[WORK TO COMPLETE]: All of the entries need to be written out again, exactly as they are.

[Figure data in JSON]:
==================================================
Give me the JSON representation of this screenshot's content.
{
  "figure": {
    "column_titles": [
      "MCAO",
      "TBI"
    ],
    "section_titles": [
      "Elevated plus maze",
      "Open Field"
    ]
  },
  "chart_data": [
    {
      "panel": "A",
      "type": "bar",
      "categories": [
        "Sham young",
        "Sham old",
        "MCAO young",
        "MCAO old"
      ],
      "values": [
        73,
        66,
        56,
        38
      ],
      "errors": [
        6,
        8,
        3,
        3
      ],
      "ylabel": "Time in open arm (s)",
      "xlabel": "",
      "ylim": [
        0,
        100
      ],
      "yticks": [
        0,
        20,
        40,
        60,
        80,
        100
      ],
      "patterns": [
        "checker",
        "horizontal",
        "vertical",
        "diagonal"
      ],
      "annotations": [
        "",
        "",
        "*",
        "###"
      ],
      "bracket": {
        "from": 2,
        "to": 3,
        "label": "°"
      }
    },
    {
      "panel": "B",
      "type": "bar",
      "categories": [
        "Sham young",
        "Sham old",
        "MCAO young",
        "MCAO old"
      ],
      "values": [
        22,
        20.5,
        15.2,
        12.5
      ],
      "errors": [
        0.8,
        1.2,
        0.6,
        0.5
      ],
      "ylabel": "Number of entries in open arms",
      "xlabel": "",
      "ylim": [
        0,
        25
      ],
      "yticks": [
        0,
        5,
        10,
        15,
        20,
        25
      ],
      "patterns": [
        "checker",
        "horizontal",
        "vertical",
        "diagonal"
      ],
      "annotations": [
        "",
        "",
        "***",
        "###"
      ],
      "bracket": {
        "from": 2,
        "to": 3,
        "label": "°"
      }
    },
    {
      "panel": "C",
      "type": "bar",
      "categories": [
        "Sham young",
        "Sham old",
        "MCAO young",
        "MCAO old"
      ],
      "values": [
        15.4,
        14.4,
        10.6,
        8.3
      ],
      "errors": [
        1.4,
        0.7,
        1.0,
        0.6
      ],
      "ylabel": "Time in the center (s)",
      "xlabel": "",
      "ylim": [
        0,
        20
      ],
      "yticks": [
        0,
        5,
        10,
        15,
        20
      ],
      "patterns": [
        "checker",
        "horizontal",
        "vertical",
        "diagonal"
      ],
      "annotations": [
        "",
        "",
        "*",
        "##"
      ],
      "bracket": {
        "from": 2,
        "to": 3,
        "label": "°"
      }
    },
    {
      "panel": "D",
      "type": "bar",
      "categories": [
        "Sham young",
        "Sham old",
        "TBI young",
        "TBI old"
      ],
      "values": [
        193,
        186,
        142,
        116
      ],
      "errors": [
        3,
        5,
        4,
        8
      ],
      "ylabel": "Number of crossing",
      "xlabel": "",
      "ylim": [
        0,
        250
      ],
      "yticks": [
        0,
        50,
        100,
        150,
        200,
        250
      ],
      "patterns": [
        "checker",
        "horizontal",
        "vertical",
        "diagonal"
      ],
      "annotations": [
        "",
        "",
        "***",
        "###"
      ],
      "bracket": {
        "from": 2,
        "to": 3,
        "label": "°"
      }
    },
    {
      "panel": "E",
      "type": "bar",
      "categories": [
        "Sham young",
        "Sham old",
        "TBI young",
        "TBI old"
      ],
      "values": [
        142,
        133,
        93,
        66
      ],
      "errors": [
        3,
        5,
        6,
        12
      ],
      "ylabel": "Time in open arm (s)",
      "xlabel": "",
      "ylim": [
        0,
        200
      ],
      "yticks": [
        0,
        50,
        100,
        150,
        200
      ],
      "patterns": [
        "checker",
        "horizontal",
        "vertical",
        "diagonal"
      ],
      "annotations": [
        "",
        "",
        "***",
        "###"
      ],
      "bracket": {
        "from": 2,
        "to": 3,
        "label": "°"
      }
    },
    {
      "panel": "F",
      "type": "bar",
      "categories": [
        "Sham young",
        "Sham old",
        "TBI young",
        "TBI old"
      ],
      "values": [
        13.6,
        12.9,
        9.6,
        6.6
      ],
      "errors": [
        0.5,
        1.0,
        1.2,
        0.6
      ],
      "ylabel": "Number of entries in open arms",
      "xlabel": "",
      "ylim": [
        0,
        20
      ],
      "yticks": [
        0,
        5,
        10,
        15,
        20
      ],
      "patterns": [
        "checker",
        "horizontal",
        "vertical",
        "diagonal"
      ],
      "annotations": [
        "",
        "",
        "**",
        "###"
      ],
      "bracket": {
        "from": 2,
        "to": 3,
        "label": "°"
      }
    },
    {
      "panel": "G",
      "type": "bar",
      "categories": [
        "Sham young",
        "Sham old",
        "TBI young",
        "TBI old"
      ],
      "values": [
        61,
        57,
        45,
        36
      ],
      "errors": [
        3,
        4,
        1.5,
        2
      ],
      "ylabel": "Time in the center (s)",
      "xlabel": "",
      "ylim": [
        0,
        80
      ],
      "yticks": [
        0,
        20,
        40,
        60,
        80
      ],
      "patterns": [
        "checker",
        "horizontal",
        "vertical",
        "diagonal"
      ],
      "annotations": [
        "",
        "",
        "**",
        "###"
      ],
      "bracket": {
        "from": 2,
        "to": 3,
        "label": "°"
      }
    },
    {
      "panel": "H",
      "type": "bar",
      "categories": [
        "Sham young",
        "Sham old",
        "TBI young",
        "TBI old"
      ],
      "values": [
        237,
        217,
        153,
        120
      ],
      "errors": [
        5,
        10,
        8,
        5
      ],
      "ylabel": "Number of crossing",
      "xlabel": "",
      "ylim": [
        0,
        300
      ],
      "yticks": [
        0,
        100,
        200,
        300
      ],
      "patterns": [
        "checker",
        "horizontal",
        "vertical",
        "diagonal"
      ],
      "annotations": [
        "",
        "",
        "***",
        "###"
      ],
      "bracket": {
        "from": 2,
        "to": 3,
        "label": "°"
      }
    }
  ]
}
==================================================
[COMPLETED EXERCISE]:
Give me the JSON representation of this screenshot's content.
{
  "figure": {
    "column_titles": [
      "MCAO",
      "TBI"
    ],
    "section_titles": [
      "Elevated plus maze",
      "Open Field"
    ]
  },
  "chart_data": [
    {
      "panel": "A",
      "type": "bar",
      "categories": [
        "Sham young",
        "Sham old",
        "MCAO young",
        "MCAO old"
      ],
      "values": [
        73,
        66,
        56,
        38
      ],
      "errors": [
        6,
        8,
        3,
        3
      ],
      "ylabel": "Time in open arm (s)",
      "xlabel": "",
      "ylim": [
        0,
        100
      ],
      "yticks": [
        0,
        20,
        40,
        60,
        80,
        100
      ],
      "patterns": [
        "checker",
        "horizontal",
        "vertical",
        "diagonal"
      ],
      "annotations": [
        "",
        "",
        "*",
        "###"
      ],
      "bracket": {
        "from": 2,
        "to": 3,
        "label": "°"
      }
    },
    {
      "panel": "B",
      "type": "bar",
      "categories": [
        "Sham young",
        "Sham old",
        "MCAO young",
        "MCAO old"
      ],
      "values": [
        22,
        20.5,
        15.2,
        12.5
      ],
      "errors": [
        0.8,
        1.2,
        0.6,
        0.5
      ],
      "ylabel": "Number of entries in open arms",
      "xlabel": "",
      "ylim": [
        0,
        25
      ],
      "yticks": [
        0,
        5,
        10,
        15,
        20,
        25
      ],
      "patterns": [
        "checker",
        "horizontal",
        "vertical",
        "diagonal"
      ],
      "annotations": [
        "",
        "",
        "***",
        "###"
      ],
      "bracket": {
        "from": 2,
        "to": 3,
        "label": "°"
      }
    },
    {
      "panel": "C",
      "type": "bar",
      "categories": [
        "Sham young",
        "Sham old",
        "MCAO young",
        "MCAO old"
      ],
      "values": [
        15.4,
        14.4,
        10.6,
        8.3
      ],
      "errors": [
        1.4,
        0.7,
        1.0,
        0.6
      ],
      "ylabel": "Time in the center (s)",
      "xlabel": "",
      "ylim": [
        0,
        20
      ],
      "yticks": [
        0,
        5,
        10,
        15,
        20
      ],
      "patterns": [
        "checker",
        "horizontal",
        "vertical",
        "diagonal"
      ],
      "annotations": [
        "",
        "",
        "*",
        "##"
      ],
      "bracket": {
        "from": 2,
        "to": 3,
        "label": "°"
      }
    },
    {
      "panel": "D",
      "type": "bar",
      "categories": [
        "Sham young",
        "Sham old",
        "TBI young",
        "TBI old"
      ],
      "values": [
        193,
        186,
        142,
        116
      ],
      "errors": [
        3,
        5,
        4,
        8
      ],
      "ylabel": "Number of crossing",
      "xlabel": "",
      "ylim": [
        0,
        250
      ],
      "yticks": [
        0,
        50,
        100,
        150,
        200,
        250
      ],
      "patterns": [
        "checker",
        "horizontal",
        "vertical",
        "diagonal"
      ],
      "annotations": [
        "",
        "",
        "***",
        "###"
      ],
      "bracket": {
        "from": 2,
        "to": 3,
        "label": "°"
      }
    },
    {
      "panel": "E",
      "type": "bar",
      "categories": [
        "Sham young",
        "Sham old",
        "TBI young",
        "TBI old"
      ],
      "values": [
        142,
        133,
        93,
        66
      ],
      "errors": [
        3,
        5,
        6,
        12
      ],
      "ylabel": "Time in open arm (s)",
      "xlabel": "",
      "ylim": [
        0,
        200
      ],
      "yticks": [
        0,
        50,
        100,
        150,
        200
      ],
      "patterns": [
        "checker",
        "horizontal",
        "vertical",
        "diagonal"
      ],
      "annotations": [
        "",
        "",
        "***",
        "###"
      ],
      "bracket": {
        "from": 2,
        "to": 3,
        "label": "°"
      }
    },
    {
      "panel": "F",
      "type": "bar",
      "categories": [
        "Sham young",
        "Sham old",
        "TBI young",
        "TBI old"
      ],
      "values": [
        13.6,
        12.9,
        9.6,
        6.6
      ],
      "errors": [
        0.5,
        1.0,
        1.2,
        0.6
      ],
      "ylabel": "Number of entries in open arms",
      "xlabel": "",
      "ylim": [
        0,
        20
      ],
      "yticks": [
        0,
        5,
        10,
        15,
        20
      ],
      "patterns": [
        "checker",
        "horizontal",
        "vertical",
        "diagonal"
      ],
      "annotations": [
        "",
        "",
        "**",
        "###"
      ],
      "bracket": {
        "from": 2,
        "to": 3,
        "label": "°"
      }
    },
    {
      "panel": "G",
      "type": "bar",
      "categories": [
        "Sham young",
        "Sham old",
        "TBI young",
        "TBI old"
      ],
      "values": [
        61,
        57,
        45,
        36
      ],
      "errors": [
        3,
        4,
        1.5,
        2
      ],
      "ylabel": "Time in the center (s)",
      "xlabel": "",
      "ylim": [
        0,
        80
      ],
      "yticks": [
        0,
        20,
        40,
        60,
        80
      ],
      "patterns": [
        "checker",
        "horizontal",
        "vertical",
        "diagonal"
      ],
      "annotations": [
        "",
        "",
        "**",
        "###"
      ],
      "bracket": {
        "from": 2,
        "to": 3,
        "label": "°"
      }
    },
    {
      "panel": "H",
      "type": "bar",
      "categories": [
        "Sham young",
        "Sham old",
        "TBI young",
        "TBI old"
      ],
      "values": [
        237,
        217,
        153,
        120
      ],
      "errors": [
        5,
        10,
        8,
        5
      ],
      "ylabel": "Number of crossing",
      "xlabel": "",
      "ylim": [
        0,
        300
      ],
      "yticks": [
        0,
        100,
        200,
        300
      ],
      "patterns": [
        "checker",
        "horizontal",
        "vertical",
        "diagonal"
      ],
      "annotations": [
        "",
        "",
        "***",
        "###"
      ],
      "bracket": {
        "from": 2,
        "to": 3,
        "label": "°"
      }
    }
  ]
}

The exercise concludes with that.